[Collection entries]
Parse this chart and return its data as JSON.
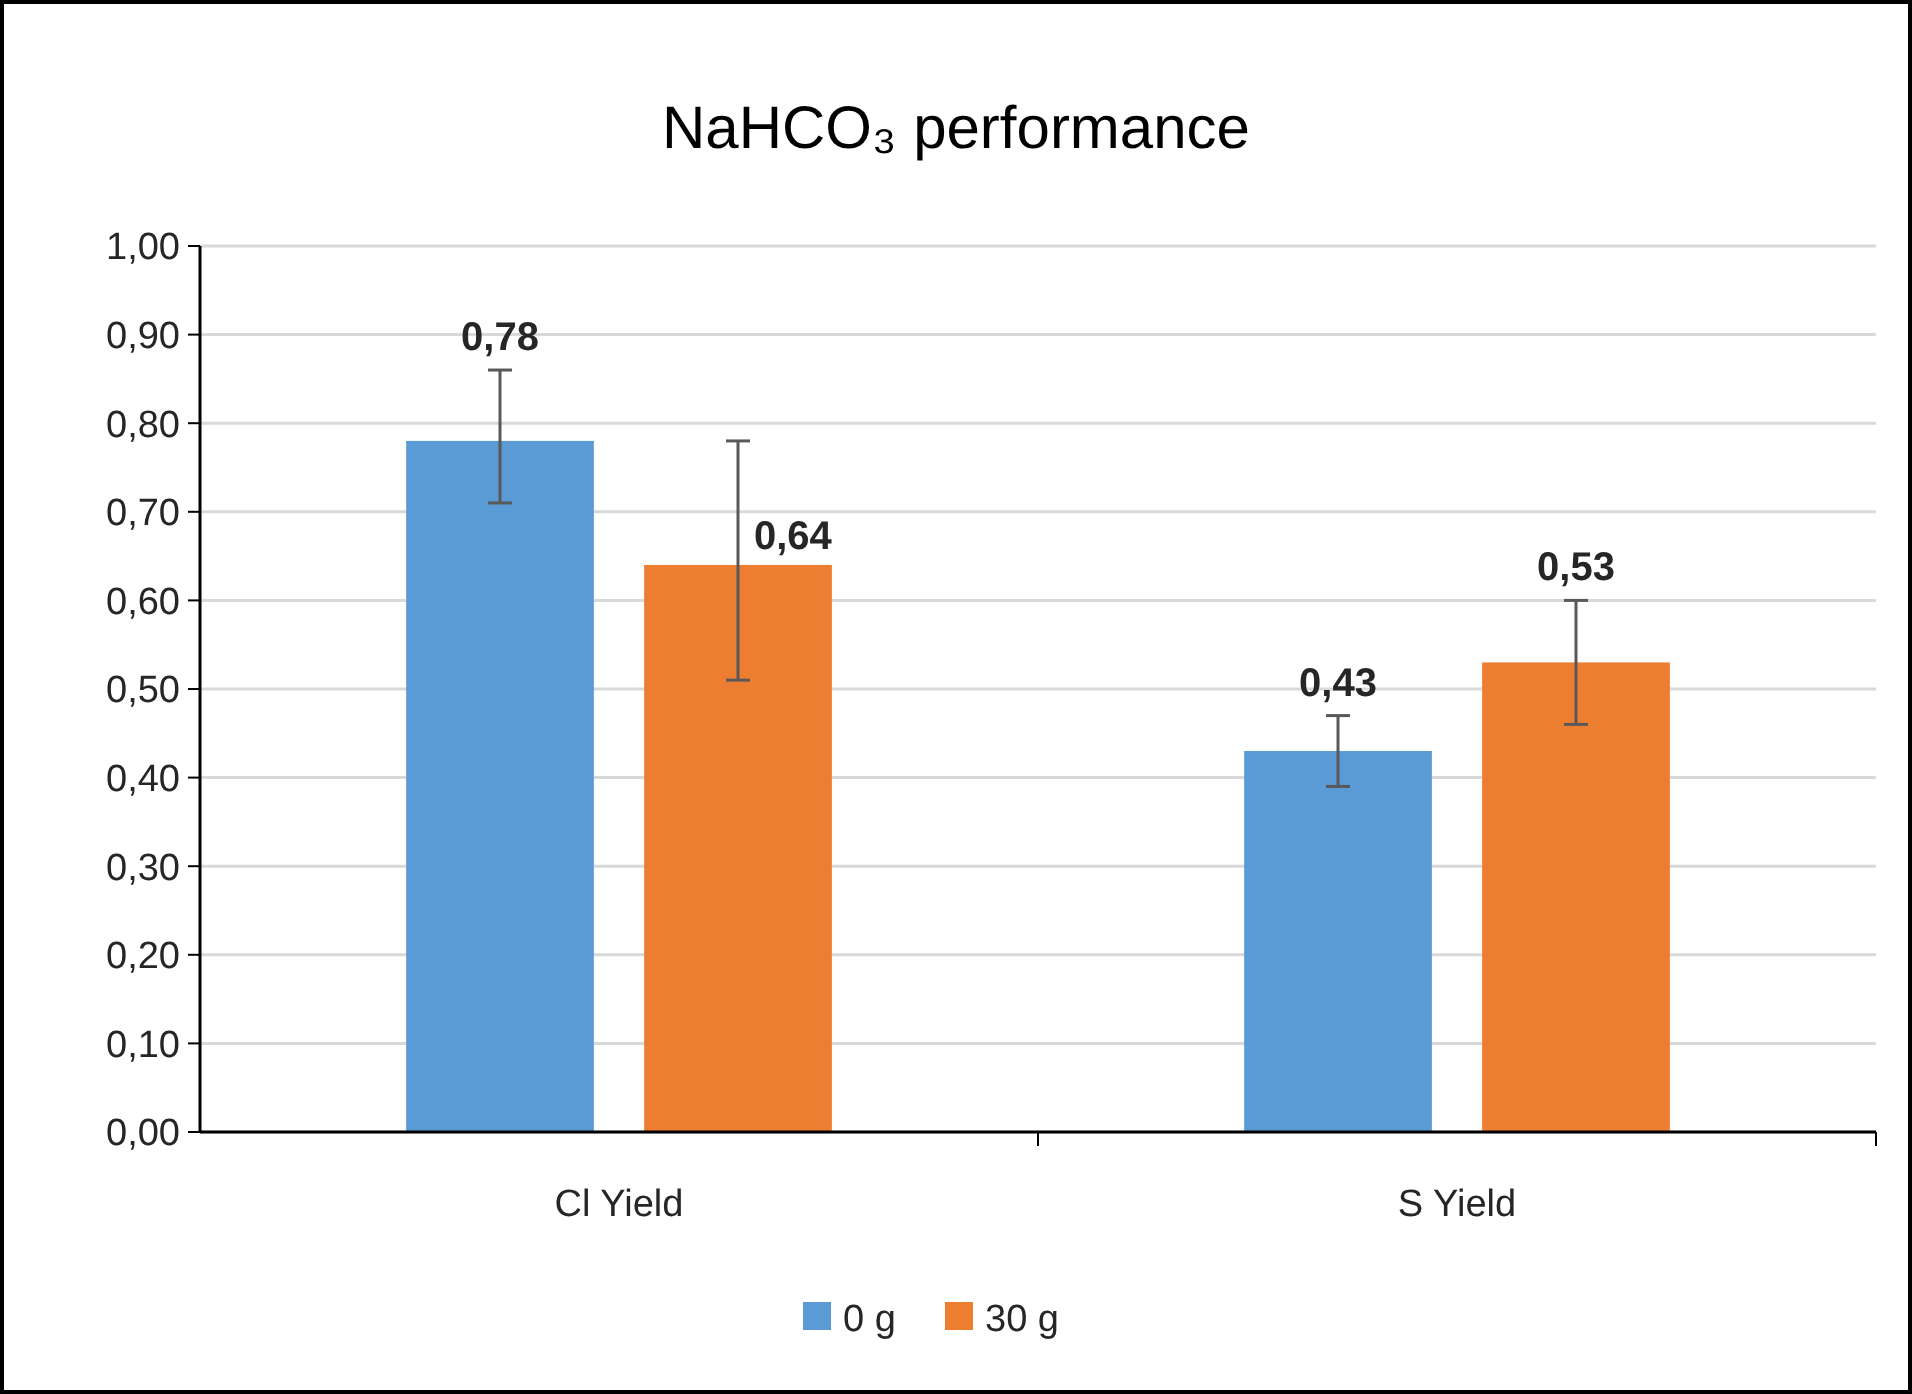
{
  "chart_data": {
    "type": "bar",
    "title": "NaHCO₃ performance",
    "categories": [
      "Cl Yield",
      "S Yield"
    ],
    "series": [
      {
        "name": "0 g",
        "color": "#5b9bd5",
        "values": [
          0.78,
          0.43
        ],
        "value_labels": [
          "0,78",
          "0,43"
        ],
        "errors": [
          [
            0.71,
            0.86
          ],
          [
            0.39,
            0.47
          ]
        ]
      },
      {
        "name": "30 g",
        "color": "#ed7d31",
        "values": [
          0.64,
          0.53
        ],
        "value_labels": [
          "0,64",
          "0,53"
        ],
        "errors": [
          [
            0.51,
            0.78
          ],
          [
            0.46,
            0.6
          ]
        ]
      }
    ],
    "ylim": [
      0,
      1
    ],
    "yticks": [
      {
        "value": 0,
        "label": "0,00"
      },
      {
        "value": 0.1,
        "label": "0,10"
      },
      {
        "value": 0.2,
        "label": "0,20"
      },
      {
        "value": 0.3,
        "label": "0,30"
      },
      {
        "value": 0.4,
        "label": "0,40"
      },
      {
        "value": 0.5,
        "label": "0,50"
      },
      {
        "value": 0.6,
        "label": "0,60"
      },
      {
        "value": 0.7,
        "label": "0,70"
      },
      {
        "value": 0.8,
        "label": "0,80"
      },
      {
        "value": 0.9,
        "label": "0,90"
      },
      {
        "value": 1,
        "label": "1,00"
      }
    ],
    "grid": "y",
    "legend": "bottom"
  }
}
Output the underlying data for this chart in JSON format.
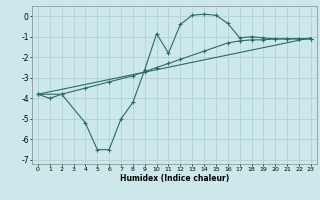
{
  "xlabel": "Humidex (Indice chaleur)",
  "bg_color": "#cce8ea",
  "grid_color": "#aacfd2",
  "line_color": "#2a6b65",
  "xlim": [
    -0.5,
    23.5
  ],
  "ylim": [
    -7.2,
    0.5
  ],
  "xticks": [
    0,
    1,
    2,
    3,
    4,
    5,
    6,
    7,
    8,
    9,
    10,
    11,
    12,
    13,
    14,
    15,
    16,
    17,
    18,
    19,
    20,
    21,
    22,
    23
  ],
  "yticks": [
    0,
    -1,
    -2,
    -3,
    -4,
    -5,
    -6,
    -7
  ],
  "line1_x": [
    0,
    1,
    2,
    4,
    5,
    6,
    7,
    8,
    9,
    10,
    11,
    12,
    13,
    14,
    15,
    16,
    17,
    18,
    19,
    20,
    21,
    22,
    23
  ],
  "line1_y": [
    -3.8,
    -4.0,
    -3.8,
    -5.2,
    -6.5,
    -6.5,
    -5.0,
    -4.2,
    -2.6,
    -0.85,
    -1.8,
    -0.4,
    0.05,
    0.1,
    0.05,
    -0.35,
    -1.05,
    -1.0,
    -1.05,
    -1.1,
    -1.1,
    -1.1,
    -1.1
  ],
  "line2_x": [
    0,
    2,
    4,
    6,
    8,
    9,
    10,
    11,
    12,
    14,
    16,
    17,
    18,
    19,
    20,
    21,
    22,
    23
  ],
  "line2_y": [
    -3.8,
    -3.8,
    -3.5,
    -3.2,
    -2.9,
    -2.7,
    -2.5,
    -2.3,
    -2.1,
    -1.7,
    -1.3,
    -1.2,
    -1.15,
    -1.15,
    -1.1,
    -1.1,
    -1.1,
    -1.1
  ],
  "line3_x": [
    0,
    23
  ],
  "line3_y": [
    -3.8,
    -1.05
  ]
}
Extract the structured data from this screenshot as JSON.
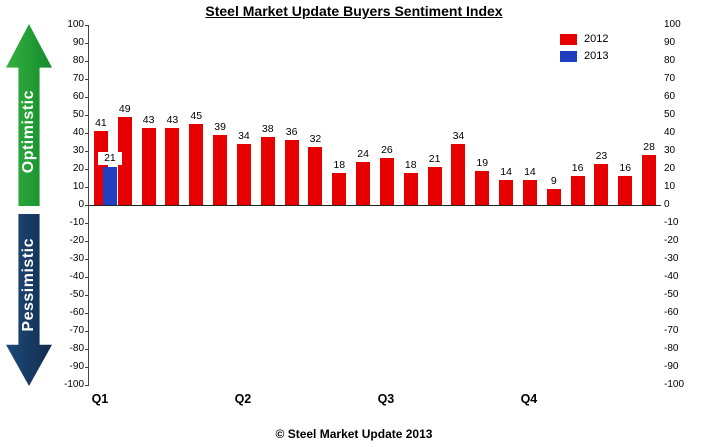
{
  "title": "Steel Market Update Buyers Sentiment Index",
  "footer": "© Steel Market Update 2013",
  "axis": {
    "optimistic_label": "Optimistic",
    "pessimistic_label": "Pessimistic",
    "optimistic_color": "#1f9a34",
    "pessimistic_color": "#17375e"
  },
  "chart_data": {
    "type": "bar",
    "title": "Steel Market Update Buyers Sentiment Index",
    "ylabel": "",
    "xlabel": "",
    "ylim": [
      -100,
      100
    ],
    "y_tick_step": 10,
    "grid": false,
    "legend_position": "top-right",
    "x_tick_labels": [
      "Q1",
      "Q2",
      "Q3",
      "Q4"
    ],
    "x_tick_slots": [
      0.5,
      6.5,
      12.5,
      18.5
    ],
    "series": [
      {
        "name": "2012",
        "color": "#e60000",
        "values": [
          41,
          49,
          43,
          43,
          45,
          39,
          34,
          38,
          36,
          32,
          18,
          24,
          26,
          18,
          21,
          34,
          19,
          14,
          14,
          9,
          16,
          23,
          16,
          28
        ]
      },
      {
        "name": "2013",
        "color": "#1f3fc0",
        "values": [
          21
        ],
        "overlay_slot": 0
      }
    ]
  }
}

### Task description
Take the data above and repeat it exactly, leaving each picture out.

### Output of the exercise
Parse this chart and return its data as JSON.
{
  "chart_data": {
    "type": "bar",
    "title": "NaHCO₃ performance",
    "categories": [
      "Cl Yield",
      "S Yield"
    ],
    "series": [
      {
        "name": "0 g",
        "color": "#5b9bd5",
        "values": [
          0.78,
          0.43
        ],
        "value_labels": [
          "0,78",
          "0,43"
        ],
        "errors": [
          [
            0.71,
            0.86
          ],
          [
            0.39,
            0.47
          ]
        ]
      },
      {
        "name": "30 g",
        "color": "#ed7d31",
        "values": [
          0.64,
          0.53
        ],
        "value_labels": [
          "0,64",
          "0,53"
        ],
        "errors": [
          [
            0.51,
            0.78
          ],
          [
            0.46,
            0.6
          ]
        ]
      }
    ],
    "ylim": [
      0,
      1
    ],
    "yticks": [
      {
        "value": 0,
        "label": "0,00"
      },
      {
        "value": 0.1,
        "label": "0,10"
      },
      {
        "value": 0.2,
        "label": "0,20"
      },
      {
        "value": 0.3,
        "label": "0,30"
      },
      {
        "value": 0.4,
        "label": "0,40"
      },
      {
        "value": 0.5,
        "label": "0,50"
      },
      {
        "value": 0.6,
        "label": "0,60"
      },
      {
        "value": 0.7,
        "label": "0,70"
      },
      {
        "value": 0.8,
        "label": "0,80"
      },
      {
        "value": 0.9,
        "label": "0,90"
      },
      {
        "value": 1,
        "label": "1,00"
      }
    ],
    "grid": "y",
    "legend": "bottom"
  }
}
Output the underlying data for this chart in JSON format.
{
  "xlabel": "Humidex (Indice chaleur)",
  "bg_color": "#cce8ea",
  "grid_color": "#aacfd2",
  "line_color": "#2a6b65",
  "xlim": [
    -0.5,
    23.5
  ],
  "ylim": [
    -7.2,
    0.5
  ],
  "xticks": [
    0,
    1,
    2,
    3,
    4,
    5,
    6,
    7,
    8,
    9,
    10,
    11,
    12,
    13,
    14,
    15,
    16,
    17,
    18,
    19,
    20,
    21,
    22,
    23
  ],
  "yticks": [
    0,
    -1,
    -2,
    -3,
    -4,
    -5,
    -6,
    -7
  ],
  "line1_x": [
    0,
    1,
    2,
    4,
    5,
    6,
    7,
    8,
    9,
    10,
    11,
    12,
    13,
    14,
    15,
    16,
    17,
    18,
    19,
    20,
    21,
    22,
    23
  ],
  "line1_y": [
    -3.8,
    -4.0,
    -3.8,
    -5.2,
    -6.5,
    -6.5,
    -5.0,
    -4.2,
    -2.6,
    -0.85,
    -1.8,
    -0.4,
    0.05,
    0.1,
    0.05,
    -0.35,
    -1.05,
    -1.0,
    -1.05,
    -1.1,
    -1.1,
    -1.1,
    -1.1
  ],
  "line2_x": [
    0,
    2,
    4,
    6,
    8,
    9,
    10,
    11,
    12,
    14,
    16,
    17,
    18,
    19,
    20,
    21,
    22,
    23
  ],
  "line2_y": [
    -3.8,
    -3.8,
    -3.5,
    -3.2,
    -2.9,
    -2.7,
    -2.5,
    -2.3,
    -2.1,
    -1.7,
    -1.3,
    -1.2,
    -1.15,
    -1.15,
    -1.1,
    -1.1,
    -1.1,
    -1.1
  ],
  "line3_x": [
    0,
    23
  ],
  "line3_y": [
    -3.8,
    -1.05
  ]
}
Extract the structured data from this screenshot as JSON.
{
  "title": "Steel Market Update Buyers Sentiment Index",
  "footer": "© Steel Market Update 2013",
  "axis": {
    "optimistic_label": "Optimistic",
    "pessimistic_label": "Pessimistic",
    "optimistic_color": "#1f9a34",
    "pessimistic_color": "#17375e"
  },
  "chart_data": {
    "type": "bar",
    "title": "Steel Market Update Buyers Sentiment Index",
    "ylabel": "",
    "xlabel": "",
    "ylim": [
      -100,
      100
    ],
    "y_tick_step": 10,
    "grid": false,
    "legend_position": "top-right",
    "x_tick_labels": [
      "Q1",
      "Q2",
      "Q3",
      "Q4"
    ],
    "x_tick_slots": [
      0.5,
      6.5,
      12.5,
      18.5
    ],
    "series": [
      {
        "name": "2012",
        "color": "#e60000",
        "values": [
          41,
          49,
          43,
          43,
          45,
          39,
          34,
          38,
          36,
          32,
          18,
          24,
          26,
          18,
          21,
          34,
          19,
          14,
          14,
          9,
          16,
          23,
          16,
          28
        ]
      },
      {
        "name": "2013",
        "color": "#1f3fc0",
        "values": [
          21
        ],
        "overlay_slot": 0
      }
    ]
  }
}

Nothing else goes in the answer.